> What you need to do
Identify the lines that contain the string "https", then copy each of them.

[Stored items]
:::
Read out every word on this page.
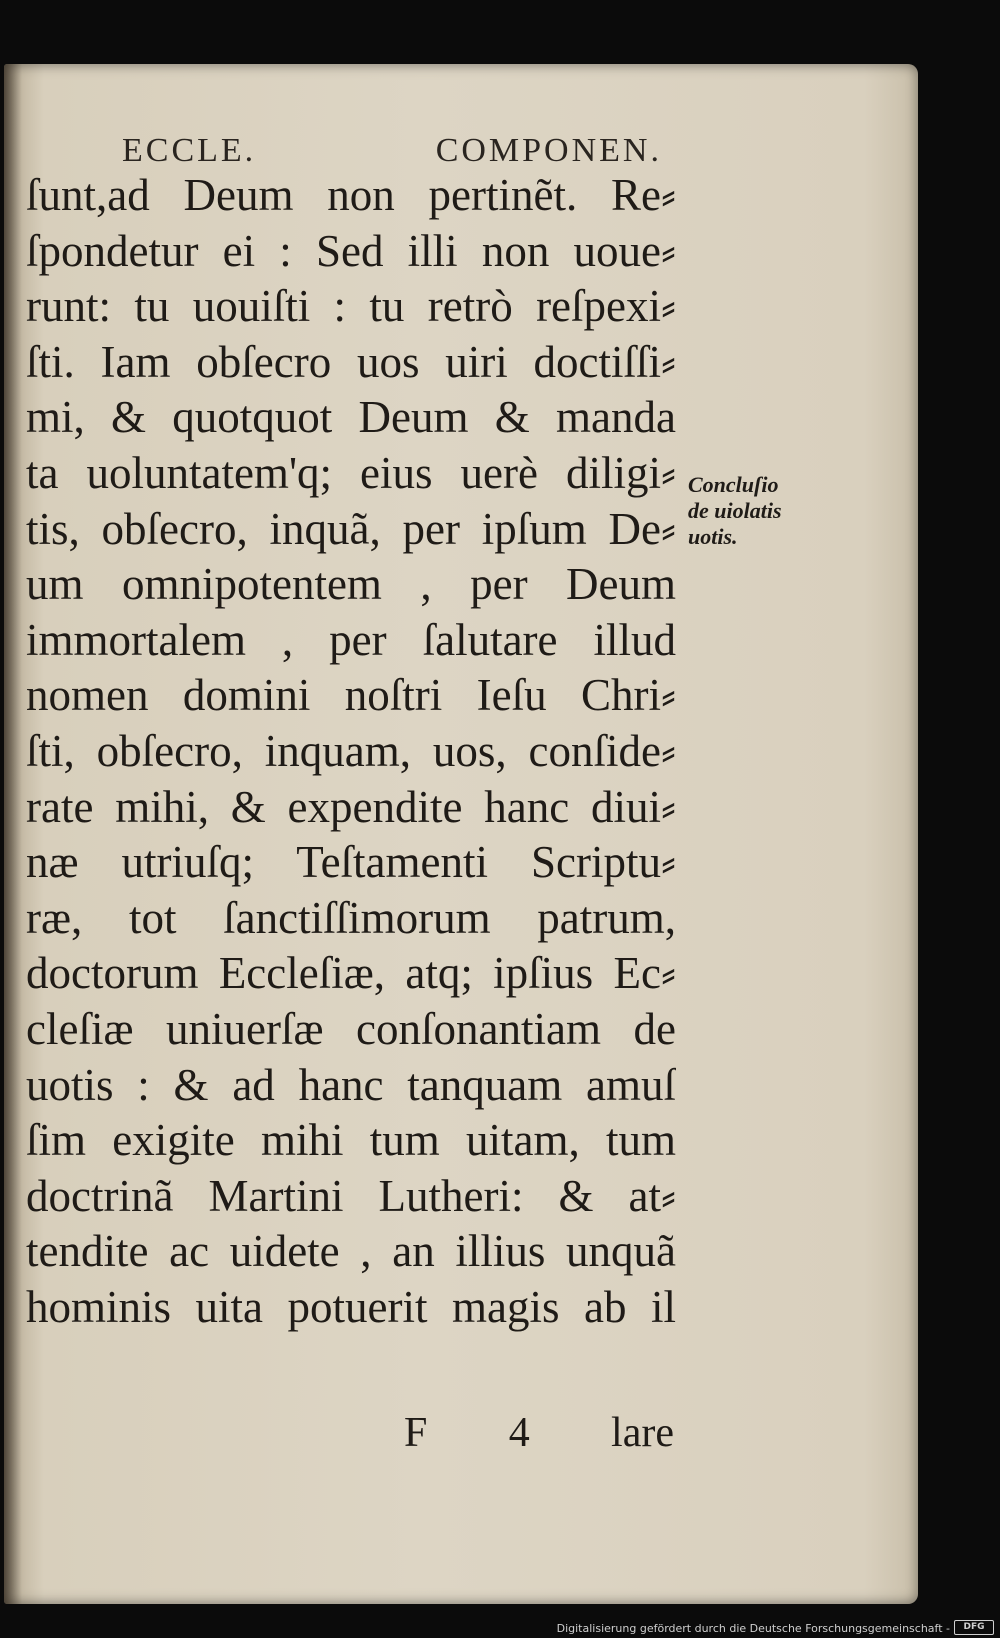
ECCLE.	COMPONEN.
ſunt,ad Deum non pertinẽt. Re⸗
ſpondetur ei : Sed illi non uoue⸗
runt: tu uouiſti : tu retrò reſpexi⸗
ſti. Iam obſecro uos uiri doctiſſi⸗
mi, & quotquot Deum & manda
ta uoluntatem'q; eius uerè diligi⸗
tis, obſecro, inquã, per ipſum De⸗
um omnipotentem , per Deum
immortalem , per ſalutare illud
nomen domini noſtri Ieſu Chri⸗
ſti, obſecro, inquam, uos, conſide⸗
rate mihi, & expendite hanc diui⸗
næ utriuſq; Teſtamenti Scriptu⸗
ræ, tot ſanctiſſimorum patrum,
doctorum Eccleſiæ, atq; ipſius Ec⸗
cleſiæ uniuerſæ conſonantiam de
uotis : & ad hanc tanquam amuſ
ſim exigite mihi tum uitam, tum
doctrinã Martini Lutheri: & at⸗
tendite ac uidete , an illius unquã
hominis uita potuerit magis ab il
Concluſio
de uiolatis
uotis.
F 4 lare
Digitalisierung gefördert durch die Deutsche Forschungsgemeinschaft -	DFG
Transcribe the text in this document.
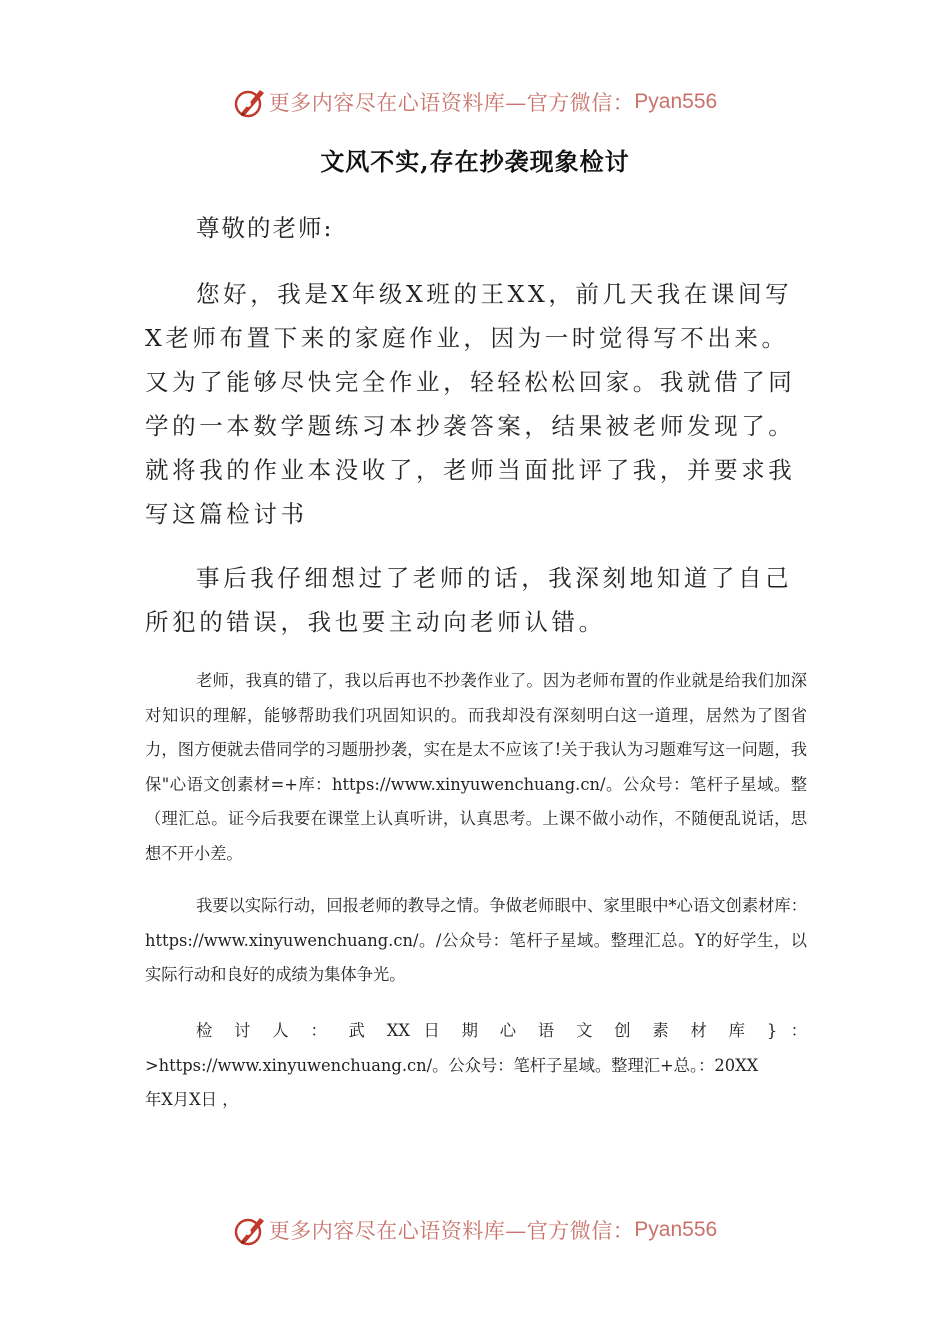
更多内容尽在心语资料库—官方微信： Pyan556
文风不实,存在抄袭现象检讨
尊敬的老师:
您好，我是X年级X班的王XX，前几天我在课间写X老师布置下来的家庭作业，因为一时觉得写不出来。又为了能够尽快完全作业，轻轻松松回家。我就借了同学的一本数学题练习本抄袭答案，结果被老师发现了。就将我的作业本没收了，老师当面批评了我，并要求我写这篇检讨书
事后我仔细想过了老师的话，我深刻地知道了自己所犯的错误，我也要主动向老师认错。
老师，我真的错了，我以后再也不抄袭作业了。因为老师布置的作业就是给我们加深对知识的理解，能够帮助我们巩固知识的。而我却没有深刻明白这一道理，居然为了图省力，图方便就去借同学的习题册抄袭，实在是太不应该了!关于我认为习题难写这一问题，我保"心语文创素材=+库：https://www.xinyuwenchuang.cn/。公众号：笔杆子星域。整（理汇总。证今后我要在课堂上认真听讲，认真思考。上课不做小动作，不随便乱说话，思想不开小差。
我要以实际行动，回报老师的教导之情。争做老师眼中、家里眼中*心语文创素材库：https://www.xinyuwenchuang.cn/。/公众号：笔杆子星域。整理汇总。Y的好学生，以实际行动和良好的成绩为集体争光。
检 讨 人 ： 武 XX 日 期 心 语 文 创 素 材 库 } ：
>https://www.xinyuwenchuang.cn/。公众号：笔杆子星域。整理汇+总。：20XX
年X月X日 ，
更多内容尽在心语资料库—官方微信： Pyan556
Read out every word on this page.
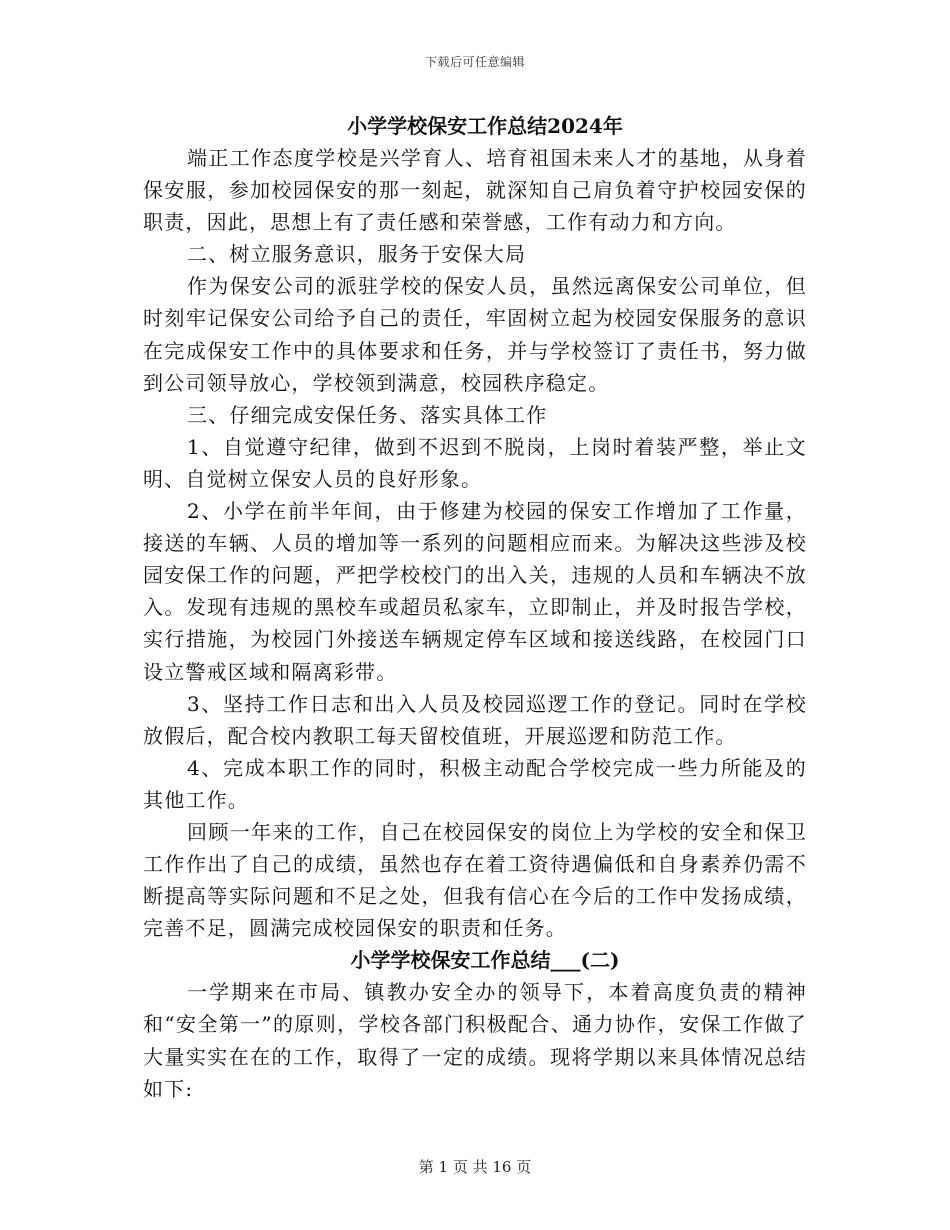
下载后可任意编辑
小学学校保安工作总结2024年

端正工作态度学校是兴学育人、培育祖国未来人才的基地，从身着保安服，参加校园保安的那一刻起，就深知自己肩负着守护校园安保的职责，因此，思想上有了责任感和荣誉感，工作有动力和方向。

二、树立服务意识，服务于安保大局

作为保安公司的派驻学校的保安人员，虽然远离保安公司单位，但时刻牢记保安公司给予自己的责任，牢固树立起为校园安保服务的意识在完成保安工作中的具体要求和任务，并与学校签订了责任书，努力做到公司领导放心，学校领到满意，校园秩序稳定。

三、仔细完成安保任务、落实具体工作

1、自觉遵守纪律，做到不迟到不脱岗，上岗时着装严整，举止文明、自觉树立保安人员的良好形象。

2、小学在前半年间，由于修建为校园的保安工作增加了工作量，接送的车辆、人员的增加等一系列的问题相应而来。为解决这些涉及校园安保工作的问题，严把学校校门的出入关，违规的人员和车辆决不放入。发现有违规的黑校车或超员私家车，立即制止，并及时报告学校，实行措施，为校园门外接送车辆规定停车区域和接送线路，在校园门口设立警戒区域和隔离彩带。

3、坚持工作日志和出入人员及校园巡逻工作的登记。同时在学校放假后，配合校内教职工每天留校值班，开展巡逻和防范工作。

4、完成本职工作的同时，积极主动配合学校完成一些力所能及的其他工作。

回顾一年来的工作，自己在校园保安的岗位上为学校的安全和保卫工作作出了自己的成绩，虽然也存在着工资待遇偏低和自身素养仍需不断提高等实际问题和不足之处，但我有信心在今后的工作中发扬成绩，完善不足，圆满完成校园保安的职责和任务。

小学学校保安工作总结___(二)

一学期来在市局、镇教办安全办的领导下，本着高度负责的精神和“安全第一”的原则，学校各部门积极配合、通力协作，安保工作做了大量实实在在的工作，取得了一定的成绩。现将学期以来具体情况总结如下:

第 1 页 共 16 页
:::
> Final answer
老师，我真的错了，我以后再也不抄袭作业了。因为老师布置的作业就是给我们加深对知识的理解，能够帮助我们巩固知识的。而我却没有深刻明白这一道理，居然为了图省力，图方便就去借同学的习题册抄袭，实在是太不应该了!关于我认为习题难写这一问题，我保"心语文创素材=+库：https://www.xinyuwenchuang.cn/。公众号：笔杆子星域。整（理汇总。证今后我要在课堂上认真听讲，认真思考。上课不做小动作，不随便乱说话，思想不开小差。
我要以实际行动，回报老师的教导之情。争做老师眼中、家里眼中*心语文创素材库：https://www.xinyuwenchuang.cn/。/公众号：笔杆子星域。整理汇总。Y的好学生，以实际行动和良好的成绩为集体争光。
>https://www.xinyuwenchuang.cn/。公众号：笔杆子星域。整理汇+总。：20XX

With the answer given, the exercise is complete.